Aim of the task:
Leave the pictures out. Return all other data exactly.

[Figure record extracts]
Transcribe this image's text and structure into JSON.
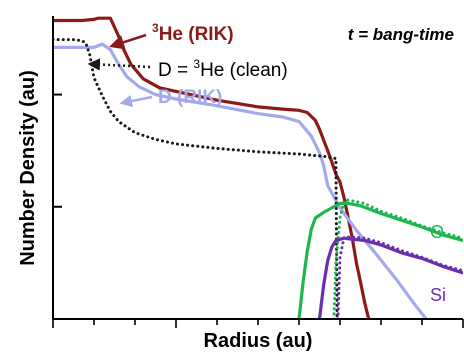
{
  "chart_data": {
    "type": "line",
    "xlabel": "Radius (au)",
    "ylabel": "Number Density (au)",
    "annotation": "t = bang-time",
    "axis_scale": {
      "x": "linear",
      "y": "log"
    },
    "xlim": [
      0,
      100
    ],
    "ylim": [
      0,
      2.7
    ],
    "x_tick_count": 11,
    "x_labeled_ticks": [],
    "y_tick_decades": [
      1,
      2
    ],
    "y_tick_labels": [],
    "grid": false,
    "legend": "inline labels",
    "series": [
      {
        "name": "³He (RIK)",
        "label_parts": {
          "sup": "3",
          "text": "He (RIK)"
        },
        "color": "#8b1a1a",
        "style": "solid",
        "points": [
          [
            0,
            2.66
          ],
          [
            7,
            2.66
          ],
          [
            10,
            2.67
          ],
          [
            11,
            2.68
          ],
          [
            14,
            2.68
          ],
          [
            16,
            2.52
          ],
          [
            17,
            2.42
          ],
          [
            19,
            2.27
          ],
          [
            22,
            2.14
          ],
          [
            26,
            2.06
          ],
          [
            31,
            2.02
          ],
          [
            40,
            1.95
          ],
          [
            50,
            1.89
          ],
          [
            56,
            1.87
          ],
          [
            60,
            1.86
          ],
          [
            62,
            1.84
          ],
          [
            64,
            1.77
          ],
          [
            65,
            1.69
          ],
          [
            67,
            1.5
          ],
          [
            68,
            1.4
          ],
          [
            69,
            1.29
          ],
          [
            70,
            1.22
          ],
          [
            71,
            1.08
          ],
          [
            72,
            0.9
          ],
          [
            73,
            0.72
          ],
          [
            74,
            0.5
          ],
          [
            75,
            0.33
          ],
          [
            76,
            0.15
          ],
          [
            77,
            0.0
          ]
        ]
      },
      {
        "name": "D (RIK)",
        "color": "#a4a9ee",
        "style": "solid",
        "points": [
          [
            0,
            2.42
          ],
          [
            10,
            2.42
          ],
          [
            12,
            2.45
          ],
          [
            14,
            2.4
          ],
          [
            16,
            2.27
          ],
          [
            18,
            2.16
          ],
          [
            21,
            2.07
          ],
          [
            25,
            2.0
          ],
          [
            30,
            1.96
          ],
          [
            40,
            1.9
          ],
          [
            50,
            1.83
          ],
          [
            56,
            1.8
          ],
          [
            60,
            1.76
          ],
          [
            63,
            1.63
          ],
          [
            65,
            1.48
          ],
          [
            66,
            1.37
          ],
          [
            67,
            1.19
          ],
          [
            70,
            0.99
          ],
          [
            74,
            0.79
          ],
          [
            79,
            0.57
          ],
          [
            84,
            0.34
          ],
          [
            88,
            0.14
          ],
          [
            91,
            0.0
          ]
        ]
      },
      {
        "name": "D = ³He (clean)",
        "label_parts": {
          "prefix": "D = ",
          "sup": "3",
          "text": "He (clean)"
        },
        "color": "#1a1a1a",
        "style": "dotted",
        "points": [
          [
            0,
            2.49
          ],
          [
            5,
            2.49
          ],
          [
            7,
            2.48
          ],
          [
            8,
            2.46
          ],
          [
            9,
            2.35
          ],
          [
            10,
            2.15
          ],
          [
            12,
            1.99
          ],
          [
            14,
            1.85
          ],
          [
            16,
            1.76
          ],
          [
            20,
            1.66
          ],
          [
            25,
            1.6
          ],
          [
            30,
            1.56
          ],
          [
            40,
            1.52
          ],
          [
            50,
            1.49
          ],
          [
            60,
            1.47
          ],
          [
            66,
            1.45
          ],
          [
            69,
            1.43
          ],
          [
            69.3,
            0.0
          ]
        ]
      },
      {
        "name": "O",
        "color": "#1db74f",
        "style": "solid",
        "points": [
          [
            60,
            0.0
          ],
          [
            61,
            0.33
          ],
          [
            62,
            0.6
          ],
          [
            63,
            0.8
          ],
          [
            64,
            0.9
          ],
          [
            66,
            0.95
          ],
          [
            68,
            0.99
          ],
          [
            70,
            1.03
          ],
          [
            72,
            1.03
          ],
          [
            75,
            1.01
          ],
          [
            80,
            0.94
          ],
          [
            85,
            0.88
          ],
          [
            90,
            0.82
          ],
          [
            95,
            0.75
          ],
          [
            100,
            0.7
          ]
        ]
      },
      {
        "name": "O (clean)",
        "color": "#1db74f",
        "style": "dotted",
        "points": [
          [
            68.5,
            0.0
          ],
          [
            69,
            0.5
          ],
          [
            70,
            0.9
          ],
          [
            71,
            1.05
          ],
          [
            72,
            1.06
          ],
          [
            76,
            1.03
          ],
          [
            80,
            0.96
          ],
          [
            85,
            0.9
          ],
          [
            90,
            0.83
          ],
          [
            95,
            0.77
          ],
          [
            100,
            0.72
          ]
        ]
      },
      {
        "name": "Si",
        "color": "#6b2fae",
        "style": "solid",
        "points": [
          [
            65,
            0.0
          ],
          [
            66,
            0.3
          ],
          [
            67,
            0.52
          ],
          [
            68,
            0.64
          ],
          [
            69,
            0.7
          ],
          [
            71,
            0.72
          ],
          [
            73,
            0.71
          ],
          [
            76,
            0.7
          ],
          [
            80,
            0.66
          ],
          [
            85,
            0.59
          ],
          [
            90,
            0.54
          ],
          [
            95,
            0.47
          ],
          [
            100,
            0.41
          ]
        ]
      },
      {
        "name": "Si (clean)",
        "color": "#6b2fae",
        "style": "dotted",
        "points": [
          [
            69.5,
            0.0
          ],
          [
            70,
            0.55
          ],
          [
            71,
            0.73
          ],
          [
            73,
            0.73
          ],
          [
            76,
            0.72
          ],
          [
            80,
            0.68
          ],
          [
            85,
            0.61
          ],
          [
            90,
            0.55
          ],
          [
            95,
            0.48
          ],
          [
            100,
            0.43
          ]
        ]
      }
    ]
  }
}
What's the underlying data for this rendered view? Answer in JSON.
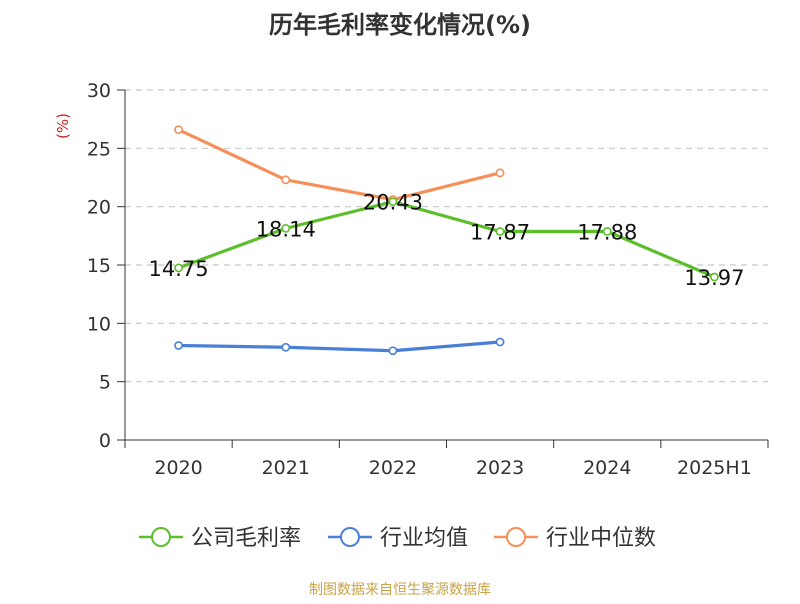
{
  "chart_data": {
    "type": "line",
    "title": "历年毛利率变化情况(%)",
    "ylabel": "(%)",
    "xlabel": "",
    "categories": [
      "2020",
      "2021",
      "2022",
      "2023",
      "2024",
      "2025H1"
    ],
    "ylim": [
      0,
      30
    ],
    "yticks": [
      0,
      5,
      10,
      15,
      20,
      25,
      30
    ],
    "grid": true,
    "legend_position": "bottom",
    "series": [
      {
        "name": "公司毛利率",
        "color": "#5cbf2a",
        "values": [
          14.75,
          18.14,
          20.43,
          17.87,
          17.88,
          13.97
        ],
        "labels": [
          "14.75",
          "18.14",
          "20.43",
          "17.87",
          "17.88",
          "13.97"
        ]
      },
      {
        "name": "行业均值",
        "color": "#4a7fd8",
        "values": [
          8.1,
          7.95,
          7.65,
          8.4,
          null,
          null
        ]
      },
      {
        "name": "行业中位数",
        "color": "#f5905a",
        "values": [
          26.6,
          22.3,
          20.6,
          22.9,
          null,
          null
        ]
      }
    ]
  },
  "source": "制图数据来自恒生聚源数据库"
}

Task answer:
Transcribe this image's text and structure into JSON.
{
  "chart_data": {
    "type": "line",
    "xlabel": "Radius (au)",
    "ylabel": "Number Density (au)",
    "annotation": "t = bang-time",
    "axis_scale": {
      "x": "linear",
      "y": "log"
    },
    "xlim": [
      0,
      100
    ],
    "ylim": [
      0,
      2.7
    ],
    "x_tick_count": 11,
    "x_labeled_ticks": [],
    "y_tick_decades": [
      1,
      2
    ],
    "y_tick_labels": [],
    "grid": false,
    "legend": "inline labels",
    "series": [
      {
        "name": "³He (RIK)",
        "label_parts": {
          "sup": "3",
          "text": "He (RIK)"
        },
        "color": "#8b1a1a",
        "style": "solid",
        "points": [
          [
            0,
            2.66
          ],
          [
            7,
            2.66
          ],
          [
            10,
            2.67
          ],
          [
            11,
            2.68
          ],
          [
            14,
            2.68
          ],
          [
            16,
            2.52
          ],
          [
            17,
            2.42
          ],
          [
            19,
            2.27
          ],
          [
            22,
            2.14
          ],
          [
            26,
            2.06
          ],
          [
            31,
            2.02
          ],
          [
            40,
            1.95
          ],
          [
            50,
            1.89
          ],
          [
            56,
            1.87
          ],
          [
            60,
            1.86
          ],
          [
            62,
            1.84
          ],
          [
            64,
            1.77
          ],
          [
            65,
            1.69
          ],
          [
            67,
            1.5
          ],
          [
            68,
            1.4
          ],
          [
            69,
            1.29
          ],
          [
            70,
            1.22
          ],
          [
            71,
            1.08
          ],
          [
            72,
            0.9
          ],
          [
            73,
            0.72
          ],
          [
            74,
            0.5
          ],
          [
            75,
            0.33
          ],
          [
            76,
            0.15
          ],
          [
            77,
            0.0
          ]
        ]
      },
      {
        "name": "D (RIK)",
        "color": "#a4a9ee",
        "style": "solid",
        "points": [
          [
            0,
            2.42
          ],
          [
            10,
            2.42
          ],
          [
            12,
            2.45
          ],
          [
            14,
            2.4
          ],
          [
            16,
            2.27
          ],
          [
            18,
            2.16
          ],
          [
            21,
            2.07
          ],
          [
            25,
            2.0
          ],
          [
            30,
            1.96
          ],
          [
            40,
            1.9
          ],
          [
            50,
            1.83
          ],
          [
            56,
            1.8
          ],
          [
            60,
            1.76
          ],
          [
            63,
            1.63
          ],
          [
            65,
            1.48
          ],
          [
            66,
            1.37
          ],
          [
            67,
            1.19
          ],
          [
            70,
            0.99
          ],
          [
            74,
            0.79
          ],
          [
            79,
            0.57
          ],
          [
            84,
            0.34
          ],
          [
            88,
            0.14
          ],
          [
            91,
            0.0
          ]
        ]
      },
      {
        "name": "D = ³He (clean)",
        "label_parts": {
          "prefix": "D = ",
          "sup": "3",
          "text": "He (clean)"
        },
        "color": "#1a1a1a",
        "style": "dotted",
        "points": [
          [
            0,
            2.49
          ],
          [
            5,
            2.49
          ],
          [
            7,
            2.48
          ],
          [
            8,
            2.46
          ],
          [
            9,
            2.35
          ],
          [
            10,
            2.15
          ],
          [
            12,
            1.99
          ],
          [
            14,
            1.85
          ],
          [
            16,
            1.76
          ],
          [
            20,
            1.66
          ],
          [
            25,
            1.6
          ],
          [
            30,
            1.56
          ],
          [
            40,
            1.52
          ],
          [
            50,
            1.49
          ],
          [
            60,
            1.47
          ],
          [
            66,
            1.45
          ],
          [
            69,
            1.43
          ],
          [
            69.3,
            0.0
          ]
        ]
      },
      {
        "name": "O",
        "color": "#1db74f",
        "style": "solid",
        "points": [
          [
            60,
            0.0
          ],
          [
            61,
            0.33
          ],
          [
            62,
            0.6
          ],
          [
            63,
            0.8
          ],
          [
            64,
            0.9
          ],
          [
            66,
            0.95
          ],
          [
            68,
            0.99
          ],
          [
            70,
            1.03
          ],
          [
            72,
            1.03
          ],
          [
            75,
            1.01
          ],
          [
            80,
            0.94
          ],
          [
            85,
            0.88
          ],
          [
            90,
            0.82
          ],
          [
            95,
            0.75
          ],
          [
            100,
            0.7
          ]
        ]
      },
      {
        "name": "O (clean)",
        "color": "#1db74f",
        "style": "dotted",
        "points": [
          [
            68.5,
            0.0
          ],
          [
            69,
            0.5
          ],
          [
            70,
            0.9
          ],
          [
            71,
            1.05
          ],
          [
            72,
            1.06
          ],
          [
            76,
            1.03
          ],
          [
            80,
            0.96
          ],
          [
            85,
            0.9
          ],
          [
            90,
            0.83
          ],
          [
            95,
            0.77
          ],
          [
            100,
            0.72
          ]
        ]
      },
      {
        "name": "Si",
        "color": "#6b2fae",
        "style": "solid",
        "points": [
          [
            65,
            0.0
          ],
          [
            66,
            0.3
          ],
          [
            67,
            0.52
          ],
          [
            68,
            0.64
          ],
          [
            69,
            0.7
          ],
          [
            71,
            0.72
          ],
          [
            73,
            0.71
          ],
          [
            76,
            0.7
          ],
          [
            80,
            0.66
          ],
          [
            85,
            0.59
          ],
          [
            90,
            0.54
          ],
          [
            95,
            0.47
          ],
          [
            100,
            0.41
          ]
        ]
      },
      {
        "name": "Si (clean)",
        "color": "#6b2fae",
        "style": "dotted",
        "points": [
          [
            69.5,
            0.0
          ],
          [
            70,
            0.55
          ],
          [
            71,
            0.73
          ],
          [
            73,
            0.73
          ],
          [
            76,
            0.72
          ],
          [
            80,
            0.68
          ],
          [
            85,
            0.61
          ],
          [
            90,
            0.55
          ],
          [
            95,
            0.48
          ],
          [
            100,
            0.43
          ]
        ]
      }
    ]
  }
}
What's the underlying data for this rendered view? Answer in JSON.
{
  "chart_data": {
    "type": "line",
    "title": "历年毛利率变化情况(%)",
    "ylabel": "(%)",
    "xlabel": "",
    "categories": [
      "2020",
      "2021",
      "2022",
      "2023",
      "2024",
      "2025H1"
    ],
    "ylim": [
      0,
      30
    ],
    "yticks": [
      0,
      5,
      10,
      15,
      20,
      25,
      30
    ],
    "grid": true,
    "legend_position": "bottom",
    "series": [
      {
        "name": "公司毛利率",
        "color": "#5cbf2a",
        "values": [
          14.75,
          18.14,
          20.43,
          17.87,
          17.88,
          13.97
        ],
        "labels": [
          "14.75",
          "18.14",
          "20.43",
          "17.87",
          "17.88",
          "13.97"
        ]
      },
      {
        "name": "行业均值",
        "color": "#4a7fd8",
        "values": [
          8.1,
          7.95,
          7.65,
          8.4,
          null,
          null
        ]
      },
      {
        "name": "行业中位数",
        "color": "#f5905a",
        "values": [
          26.6,
          22.3,
          20.6,
          22.9,
          null,
          null
        ]
      }
    ]
  },
  "source": "制图数据来自恒生聚源数据库"
}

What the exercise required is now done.